Objective – Copy out the listing that follows, exactly, without its pictures.

Excerpted records –
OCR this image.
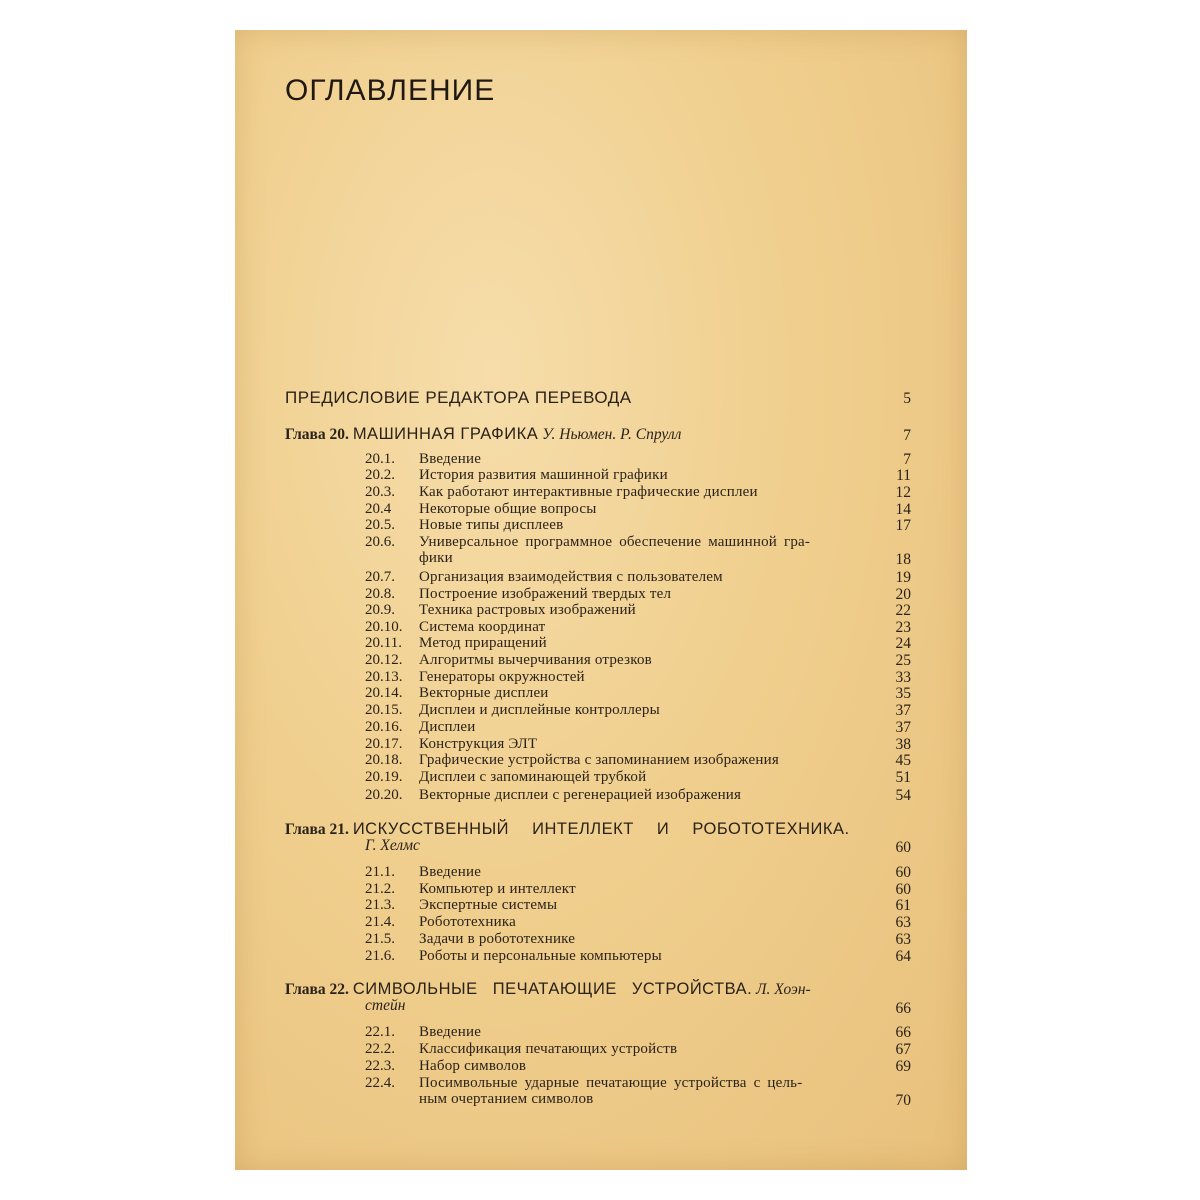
ОГЛАВЛЕНИЕ
ПРЕДИСЛОВИЕ РЕДАКТОРА ПЕРЕВОДА	5
Глава 20. МАШИННАЯ ГРАФИКА У. Ньюмен. Р. Спрулл	7
20.1. Введение	7
20.2. История развития машинной графики	11
20.3. Как работают интерактивные графические дисплеи	12
20.4 Некоторые общие вопросы	14
20.5. Новые типы дисплеев	17
20.6. Универсальное программное обеспечение машинной гра-
фики	18
20.7. Организация взаимодействия с пользователем	19
20.8. Построение изображений твердых тел	20
20.9. Техника растровых изображений	22
20.10. Система координат	23
20.11. Метод приращений	24
20.12. Алгоритмы вычерчивания отрезков	25
20.13. Генераторы окружностей	33
20.14. Векторные дисплеи	35
20.15. Дисплеи и дисплейные контроллеры	37
20.16. Дисплеи	37
20.17. Конструкция ЭЛТ	38
20.18. Графические устройства с запоминанием изображения	45
20.19. Дисплеи с запоминающей трубкой	51
20.20. Векторные дисплеи с регенерацией изображения	54
Глава 21. ИСКУССТВЕННЫЙ ИНТЕЛЛЕКТ И РОБОТОТЕХНИКА.
Г. Хелмс	60
21.1. Введение	60
21.2. Компьютер и интеллект	60
21.3. Экспертные системы	61
21.4. Робототехника	63
21.5. Задачи в робототехнике	63
21.6. Роботы и персональные компьютеры	64
Глава 22. СИМВОЛЬНЫЕ ПЕЧАТАЮЩИЕ УСТРОЙСТВА. Л. Хоэн-
стейн	66
22.1. Введение	66
22.2. Классификация печатающих устройств	67
22.3. Набор символов	69
22.4. Посимвольные ударные печатающие устройства с цель-
ным очертанием символов	70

Output of the task –
OCR this image.
ОГЛАВЛЕНИЕ
ПРЕДИСЛОВИЕ РЕДАКТОРА ПЕРЕВОДА	5
Глава 20. МАШИННАЯ ГРАФИКА У. Ньюмен. Р. Спрулл	7
20.1. Введение	7
20.2. История развития машинной графики	11
20.3. Как работают интерактивные графические дисплеи	12
20.4 Некоторые общие вопросы	14
20.5. Новые типы дисплеев	17
20.6. Универсальное программное обеспечение машинной гра-
фики	18
20.7. Организация взаимодействия с пользователем	19
20.8. Построение изображений твердых тел	20
20.9. Техника растровых изображений	22
20.10. Система координат	23
20.11. Метод приращений	24
20.12. Алгоритмы вычерчивания отрезков	25
20.13. Генераторы окружностей	33
20.14. Векторные дисплеи	35
20.15. Дисплеи и дисплейные контроллеры	37
20.16. Дисплеи	37
20.17. Конструкция ЭЛТ	38
20.18. Графические устройства с запоминанием изображения	45
20.19. Дисплеи с запоминающей трубкой	51
20.20. Векторные дисплеи с регенерацией изображения	54
Глава 21. ИСКУССТВЕННЫЙ ИНТЕЛЛЕКТ И РОБОТОТЕХНИКА.
Г. Хелмс	60
21.1. Введение	60
21.2. Компьютер и интеллект	60
21.3. Экспертные системы	61
21.4. Робототехника	63
21.5. Задачи в робототехнике	63
21.6. Роботы и персональные компьютеры	64
Глава 22. СИМВОЛЬНЫЕ ПЕЧАТАЮЩИЕ УСТРОЙСТВА. Л. Хоэн-
стейн	66
22.1. Введение	66
22.2. Классификация печатающих устройств	67
22.3. Набор символов	69
22.4. Посимвольные ударные печатающие устройства с цель-
ным очертанием символов	70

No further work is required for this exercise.